*Problem*
Write out each entry, exactly the way it appears.

*Source data*
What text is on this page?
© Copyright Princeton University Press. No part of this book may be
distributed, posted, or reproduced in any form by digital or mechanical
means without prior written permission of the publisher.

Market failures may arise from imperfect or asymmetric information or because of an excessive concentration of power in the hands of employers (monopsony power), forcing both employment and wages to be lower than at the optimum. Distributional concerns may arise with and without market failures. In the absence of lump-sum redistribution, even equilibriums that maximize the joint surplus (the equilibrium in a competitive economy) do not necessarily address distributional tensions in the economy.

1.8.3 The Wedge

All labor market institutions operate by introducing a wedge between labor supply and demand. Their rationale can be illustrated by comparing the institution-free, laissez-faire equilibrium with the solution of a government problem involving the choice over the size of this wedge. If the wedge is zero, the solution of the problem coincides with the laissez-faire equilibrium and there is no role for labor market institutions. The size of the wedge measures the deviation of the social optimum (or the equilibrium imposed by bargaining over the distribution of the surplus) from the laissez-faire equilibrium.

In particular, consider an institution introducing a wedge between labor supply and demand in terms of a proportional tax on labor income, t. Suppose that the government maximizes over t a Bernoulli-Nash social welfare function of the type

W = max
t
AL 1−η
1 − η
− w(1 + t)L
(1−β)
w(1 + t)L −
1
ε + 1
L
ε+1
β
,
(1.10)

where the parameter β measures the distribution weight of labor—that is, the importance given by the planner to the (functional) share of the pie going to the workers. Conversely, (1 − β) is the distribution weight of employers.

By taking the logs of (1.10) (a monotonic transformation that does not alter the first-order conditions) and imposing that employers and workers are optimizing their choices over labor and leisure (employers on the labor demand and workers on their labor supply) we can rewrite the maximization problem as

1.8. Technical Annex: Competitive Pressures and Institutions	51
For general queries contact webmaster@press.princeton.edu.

*Response*
What text is on this page?
© Copyright Princeton University Press. No part of this book may be
distributed, posted, or reproduced in any form by digital or mechanical
means without prior written permission of the publisher.

Market failures may arise from imperfect or asymmetric information or because of an excessive concentration of power in the hands of employers (monopsony power), forcing both employment and wages to be lower than at the optimum. Distributional concerns may arise with and without market failures. In the absence of lump-sum redistribution, even equilibriums that maximize the joint surplus (the equilibrium in a competitive economy) do not necessarily address distributional tensions in the economy.

1.8.3 The Wedge

All labor market institutions operate by introducing a wedge between labor supply and demand. Their rationale can be illustrated by comparing the institution-free, laissez-faire equilibrium with the solution of a government problem involving the choice over the size of this wedge. If the wedge is zero, the solution of the problem coincides with the laissez-faire equilibrium and there is no role for labor market institutions. The size of the wedge measures the deviation of the social optimum (or the equilibrium imposed by bargaining over the distribution of the surplus) from the laissez-faire equilibrium.

In particular, consider an institution introducing a wedge between labor supply and demand in terms of a proportional tax on labor income, t. Suppose that the government maximizes over t a Bernoulli-Nash social welfare function of the type

W = max
t
AL 1−η
1 − η
− w(1 + t)L
(1−β)
w(1 + t)L −
1
ε + 1
L
ε+1
β
,
(1.10)

where the parameter β measures the distribution weight of labor—that is, the importance given by the planner to the (functional) share of the pie going to the workers. Conversely, (1 − β) is the distribution weight of employers.

By taking the logs of (1.10) (a monotonic transformation that does not alter the first-order conditions) and imposing that employers and workers are optimizing their choices over labor and leisure (employers on the labor demand and workers on their labor supply) we can rewrite the maximization problem as

1.8. Technical Annex: Competitive Pressures and Institutions	51
For general queries contact webmaster@press.princeton.edu.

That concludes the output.